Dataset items
________________

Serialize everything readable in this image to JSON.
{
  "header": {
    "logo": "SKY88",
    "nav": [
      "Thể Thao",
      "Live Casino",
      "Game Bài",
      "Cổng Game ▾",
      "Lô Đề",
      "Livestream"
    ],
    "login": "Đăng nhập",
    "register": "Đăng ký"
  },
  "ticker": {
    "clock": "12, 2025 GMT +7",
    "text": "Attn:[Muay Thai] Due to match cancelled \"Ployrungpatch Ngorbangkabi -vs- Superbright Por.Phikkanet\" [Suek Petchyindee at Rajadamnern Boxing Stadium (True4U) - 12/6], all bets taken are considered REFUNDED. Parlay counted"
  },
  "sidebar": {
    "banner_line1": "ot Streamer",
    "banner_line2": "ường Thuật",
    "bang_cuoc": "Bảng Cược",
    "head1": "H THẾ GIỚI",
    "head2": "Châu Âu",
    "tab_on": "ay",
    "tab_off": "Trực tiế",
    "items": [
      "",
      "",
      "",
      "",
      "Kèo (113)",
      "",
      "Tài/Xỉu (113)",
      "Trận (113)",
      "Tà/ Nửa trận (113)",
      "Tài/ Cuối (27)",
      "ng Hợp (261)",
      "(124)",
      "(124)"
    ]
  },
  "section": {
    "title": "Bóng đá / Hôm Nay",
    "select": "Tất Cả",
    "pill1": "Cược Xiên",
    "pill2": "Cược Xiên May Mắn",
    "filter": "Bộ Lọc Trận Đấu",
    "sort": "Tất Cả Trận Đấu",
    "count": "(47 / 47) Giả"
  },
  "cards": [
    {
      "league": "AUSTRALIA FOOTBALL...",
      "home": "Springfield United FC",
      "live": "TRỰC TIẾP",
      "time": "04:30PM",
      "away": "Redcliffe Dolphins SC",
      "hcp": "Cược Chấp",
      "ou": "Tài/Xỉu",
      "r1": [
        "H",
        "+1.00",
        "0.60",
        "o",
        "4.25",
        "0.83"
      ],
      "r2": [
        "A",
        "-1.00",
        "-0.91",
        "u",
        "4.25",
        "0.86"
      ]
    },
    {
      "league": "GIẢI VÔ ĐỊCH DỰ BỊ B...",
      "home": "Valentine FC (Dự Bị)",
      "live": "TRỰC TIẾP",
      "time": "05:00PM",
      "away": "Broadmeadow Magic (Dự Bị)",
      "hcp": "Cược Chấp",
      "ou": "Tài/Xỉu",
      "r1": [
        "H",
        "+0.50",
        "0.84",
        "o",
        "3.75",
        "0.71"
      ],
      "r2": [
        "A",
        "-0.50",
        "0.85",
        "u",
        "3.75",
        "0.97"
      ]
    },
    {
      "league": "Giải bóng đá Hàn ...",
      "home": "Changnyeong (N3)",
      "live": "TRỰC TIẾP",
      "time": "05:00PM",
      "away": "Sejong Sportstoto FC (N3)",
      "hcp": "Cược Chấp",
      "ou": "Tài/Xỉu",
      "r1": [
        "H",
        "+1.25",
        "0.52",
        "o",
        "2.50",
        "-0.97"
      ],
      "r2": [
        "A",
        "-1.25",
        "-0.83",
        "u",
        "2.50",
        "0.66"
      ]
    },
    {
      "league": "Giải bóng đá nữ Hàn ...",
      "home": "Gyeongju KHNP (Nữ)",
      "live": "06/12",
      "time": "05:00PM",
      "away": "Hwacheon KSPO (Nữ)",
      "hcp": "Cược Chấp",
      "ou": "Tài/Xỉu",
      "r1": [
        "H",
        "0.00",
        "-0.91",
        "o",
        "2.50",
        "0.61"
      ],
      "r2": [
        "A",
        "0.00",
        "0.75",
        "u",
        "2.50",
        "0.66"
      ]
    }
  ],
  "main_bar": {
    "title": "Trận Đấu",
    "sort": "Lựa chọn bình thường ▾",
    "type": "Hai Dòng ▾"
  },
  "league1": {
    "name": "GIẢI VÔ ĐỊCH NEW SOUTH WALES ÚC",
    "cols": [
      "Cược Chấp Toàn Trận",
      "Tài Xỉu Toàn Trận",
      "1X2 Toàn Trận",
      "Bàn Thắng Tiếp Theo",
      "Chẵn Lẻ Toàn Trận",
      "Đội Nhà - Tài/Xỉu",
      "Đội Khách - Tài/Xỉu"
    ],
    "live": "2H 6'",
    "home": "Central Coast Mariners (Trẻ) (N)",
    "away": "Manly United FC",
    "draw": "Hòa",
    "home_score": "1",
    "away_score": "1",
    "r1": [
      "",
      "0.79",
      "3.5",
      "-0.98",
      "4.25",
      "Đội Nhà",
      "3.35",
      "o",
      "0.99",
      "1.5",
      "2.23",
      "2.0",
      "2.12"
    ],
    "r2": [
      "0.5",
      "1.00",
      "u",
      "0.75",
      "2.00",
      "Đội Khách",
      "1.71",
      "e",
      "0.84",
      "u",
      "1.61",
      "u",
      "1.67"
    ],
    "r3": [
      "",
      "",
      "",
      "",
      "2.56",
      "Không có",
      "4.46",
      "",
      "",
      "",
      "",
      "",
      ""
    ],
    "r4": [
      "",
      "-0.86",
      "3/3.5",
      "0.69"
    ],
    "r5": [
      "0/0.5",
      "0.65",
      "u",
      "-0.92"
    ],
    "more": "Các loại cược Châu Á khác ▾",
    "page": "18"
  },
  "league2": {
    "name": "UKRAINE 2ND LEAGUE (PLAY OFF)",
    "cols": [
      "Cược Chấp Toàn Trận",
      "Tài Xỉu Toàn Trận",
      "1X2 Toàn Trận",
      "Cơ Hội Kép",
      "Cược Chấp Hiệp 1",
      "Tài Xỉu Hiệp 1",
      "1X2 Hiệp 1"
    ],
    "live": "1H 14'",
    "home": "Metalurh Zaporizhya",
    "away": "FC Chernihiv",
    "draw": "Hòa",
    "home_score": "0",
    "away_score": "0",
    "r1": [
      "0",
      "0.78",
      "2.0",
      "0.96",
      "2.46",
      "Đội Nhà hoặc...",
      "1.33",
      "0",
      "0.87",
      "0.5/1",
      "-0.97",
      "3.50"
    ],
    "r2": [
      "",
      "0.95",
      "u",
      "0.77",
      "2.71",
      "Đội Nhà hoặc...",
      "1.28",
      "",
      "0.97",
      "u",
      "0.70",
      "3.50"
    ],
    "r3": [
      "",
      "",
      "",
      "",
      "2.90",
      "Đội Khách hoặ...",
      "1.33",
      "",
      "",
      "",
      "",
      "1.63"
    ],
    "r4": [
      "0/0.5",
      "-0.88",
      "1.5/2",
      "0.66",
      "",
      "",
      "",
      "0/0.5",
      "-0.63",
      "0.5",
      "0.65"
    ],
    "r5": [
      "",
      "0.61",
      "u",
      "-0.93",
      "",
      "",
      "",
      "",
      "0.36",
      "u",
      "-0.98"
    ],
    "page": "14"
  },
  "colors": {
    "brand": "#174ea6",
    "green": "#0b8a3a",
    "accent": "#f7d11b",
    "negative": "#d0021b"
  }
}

________________

- **BRIEF**
Copy out the lines that hold "Xiên".

- **ANSWER FOR THE TASK**
    "pill1": "Cược Xiên",
    "pill2": "Cược Xiên May Mắn",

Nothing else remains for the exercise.